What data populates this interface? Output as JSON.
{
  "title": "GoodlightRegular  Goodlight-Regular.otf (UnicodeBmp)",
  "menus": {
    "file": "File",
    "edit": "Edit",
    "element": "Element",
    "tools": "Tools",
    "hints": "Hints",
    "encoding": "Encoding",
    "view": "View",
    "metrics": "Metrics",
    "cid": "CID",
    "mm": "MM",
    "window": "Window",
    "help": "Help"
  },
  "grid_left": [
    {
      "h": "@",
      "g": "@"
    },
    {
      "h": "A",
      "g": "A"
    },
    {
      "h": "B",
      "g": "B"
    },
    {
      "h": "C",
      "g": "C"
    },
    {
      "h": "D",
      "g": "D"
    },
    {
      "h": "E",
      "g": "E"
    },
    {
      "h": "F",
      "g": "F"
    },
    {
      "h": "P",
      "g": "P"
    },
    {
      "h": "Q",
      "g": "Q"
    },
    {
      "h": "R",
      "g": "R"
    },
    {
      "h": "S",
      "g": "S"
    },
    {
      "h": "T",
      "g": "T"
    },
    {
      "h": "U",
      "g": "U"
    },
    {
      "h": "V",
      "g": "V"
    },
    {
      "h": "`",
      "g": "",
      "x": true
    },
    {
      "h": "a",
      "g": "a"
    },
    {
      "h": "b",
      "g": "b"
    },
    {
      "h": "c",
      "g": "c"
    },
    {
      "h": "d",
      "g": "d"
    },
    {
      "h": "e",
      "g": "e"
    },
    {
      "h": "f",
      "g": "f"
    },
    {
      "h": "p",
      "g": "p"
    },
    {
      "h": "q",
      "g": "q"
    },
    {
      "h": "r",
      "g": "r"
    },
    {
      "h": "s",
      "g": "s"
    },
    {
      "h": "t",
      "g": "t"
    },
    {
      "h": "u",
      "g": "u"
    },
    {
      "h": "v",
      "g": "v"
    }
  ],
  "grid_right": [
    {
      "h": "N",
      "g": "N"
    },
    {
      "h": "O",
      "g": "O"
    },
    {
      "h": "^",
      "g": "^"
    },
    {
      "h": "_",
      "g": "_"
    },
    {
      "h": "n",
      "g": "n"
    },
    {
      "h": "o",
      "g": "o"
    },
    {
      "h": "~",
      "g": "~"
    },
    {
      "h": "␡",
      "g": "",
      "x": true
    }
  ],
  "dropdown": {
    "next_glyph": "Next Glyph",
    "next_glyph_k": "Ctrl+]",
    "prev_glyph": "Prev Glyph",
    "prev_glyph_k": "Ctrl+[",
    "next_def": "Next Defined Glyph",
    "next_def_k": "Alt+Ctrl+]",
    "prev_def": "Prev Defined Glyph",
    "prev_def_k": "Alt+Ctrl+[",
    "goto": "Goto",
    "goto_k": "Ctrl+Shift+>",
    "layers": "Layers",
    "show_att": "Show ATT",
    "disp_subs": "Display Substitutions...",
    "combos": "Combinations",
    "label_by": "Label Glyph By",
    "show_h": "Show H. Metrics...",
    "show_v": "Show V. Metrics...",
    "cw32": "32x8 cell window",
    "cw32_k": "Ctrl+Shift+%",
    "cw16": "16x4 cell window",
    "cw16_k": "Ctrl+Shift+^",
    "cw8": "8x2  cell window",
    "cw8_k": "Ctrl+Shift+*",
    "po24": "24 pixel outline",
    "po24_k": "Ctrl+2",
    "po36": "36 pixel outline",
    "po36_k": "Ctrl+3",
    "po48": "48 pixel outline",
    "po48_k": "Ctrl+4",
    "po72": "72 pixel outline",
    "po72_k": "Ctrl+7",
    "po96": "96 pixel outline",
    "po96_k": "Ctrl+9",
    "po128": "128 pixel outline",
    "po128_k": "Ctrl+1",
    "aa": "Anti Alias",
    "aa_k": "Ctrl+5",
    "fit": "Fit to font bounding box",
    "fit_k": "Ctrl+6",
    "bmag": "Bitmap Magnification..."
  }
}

___

* _WHAT TO WORK ON_:
All of the entries must be quoted exactly; please include each one.

* _SOLUTION TO THIS EXERCISE_:
What data populates this interface? Output as JSON.
{
  "title": "GoodlightRegular  Goodlight-Regular.otf (UnicodeBmp)",
  "menus": {
    "file": "File",
    "edit": "Edit",
    "element": "Element",
    "tools": "Tools",
    "hints": "Hints",
    "encoding": "Encoding",
    "view": "View",
    "metrics": "Metrics",
    "cid": "CID",
    "mm": "MM",
    "window": "Window",
    "help": "Help"
  },
  "grid_left": [
    {
      "h": "@",
      "g": "@"
    },
    {
      "h": "A",
      "g": "A"
    },
    {
      "h": "B",
      "g": "B"
    },
    {
      "h": "C",
      "g": "C"
    },
    {
      "h": "D",
      "g": "D"
    },
    {
      "h": "E",
      "g": "E"
    },
    {
      "h": "F",
      "g": "F"
    },
    {
      "h": "P",
      "g": "P"
    },
    {
      "h": "Q",
      "g": "Q"
    },
    {
      "h": "R",
      "g": "R"
    },
    {
      "h": "S",
      "g": "S"
    },
    {
      "h": "T",
      "g": "T"
    },
    {
      "h": "U",
      "g": "U"
    },
    {
      "h": "V",
      "g": "V"
    },
    {
      "h": "`",
      "g": "",
      "x": true
    },
    {
      "h": "a",
      "g": "a"
    },
    {
      "h": "b",
      "g": "b"
    },
    {
      "h": "c",
      "g": "c"
    },
    {
      "h": "d",
      "g": "d"
    },
    {
      "h": "e",
      "g": "e"
    },
    {
      "h": "f",
      "g": "f"
    },
    {
      "h": "p",
      "g": "p"
    },
    {
      "h": "q",
      "g": "q"
    },
    {
      "h": "r",
      "g": "r"
    },
    {
      "h": "s",
      "g": "s"
    },
    {
      "h": "t",
      "g": "t"
    },
    {
      "h": "u",
      "g": "u"
    },
    {
      "h": "v",
      "g": "v"
    }
  ],
  "grid_right": [
    {
      "h": "N",
      "g": "N"
    },
    {
      "h": "O",
      "g": "O"
    },
    {
      "h": "^",
      "g": "^"
    },
    {
      "h": "_",
      "g": "_"
    },
    {
      "h": "n",
      "g": "n"
    },
    {
      "h": "o",
      "g": "o"
    },
    {
      "h": "~",
      "g": "~"
    },
    {
      "h": "␡",
      "g": "",
      "x": true
    }
  ],
  "dropdown": {
    "next_glyph": "Next Glyph",
    "next_glyph_k": "Ctrl+]",
    "prev_glyph": "Prev Glyph",
    "prev_glyph_k": "Ctrl+[",
    "next_def": "Next Defined Glyph",
    "next_def_k": "Alt+Ctrl+]",
    "prev_def": "Prev Defined Glyph",
    "prev_def_k": "Alt+Ctrl+[",
    "goto": "Goto",
    "goto_k": "Ctrl+Shift+>",
    "layers": "Layers",
    "show_att": "Show ATT",
    "disp_subs": "Display Substitutions...",
    "combos": "Combinations",
    "label_by": "Label Glyph By",
    "show_h": "Show H. Metrics...",
    "show_v": "Show V. Metrics...",
    "cw32": "32x8 cell window",
    "cw32_k": "Ctrl+Shift+%",
    "cw16": "16x4 cell window",
    "cw16_k": "Ctrl+Shift+^",
    "cw8": "8x2  cell window",
    "cw8_k": "Ctrl+Shift+*",
    "po24": "24 pixel outline",
    "po24_k": "Ctrl+2",
    "po36": "36 pixel outline",
    "po36_k": "Ctrl+3",
    "po48": "48 pixel outline",
    "po48_k": "Ctrl+4",
    "po72": "72 pixel outline",
    "po72_k": "Ctrl+7",
    "po96": "96 pixel outline",
    "po96_k": "Ctrl+9",
    "po128": "128 pixel outline",
    "po128_k": "Ctrl+1",
    "aa": "Anti Alias",
    "aa_k": "Ctrl+5",
    "fit": "Fit to font bounding box",
    "fit_k": "Ctrl+6",
    "bmag": "Bitmap Magnification..."
  }
}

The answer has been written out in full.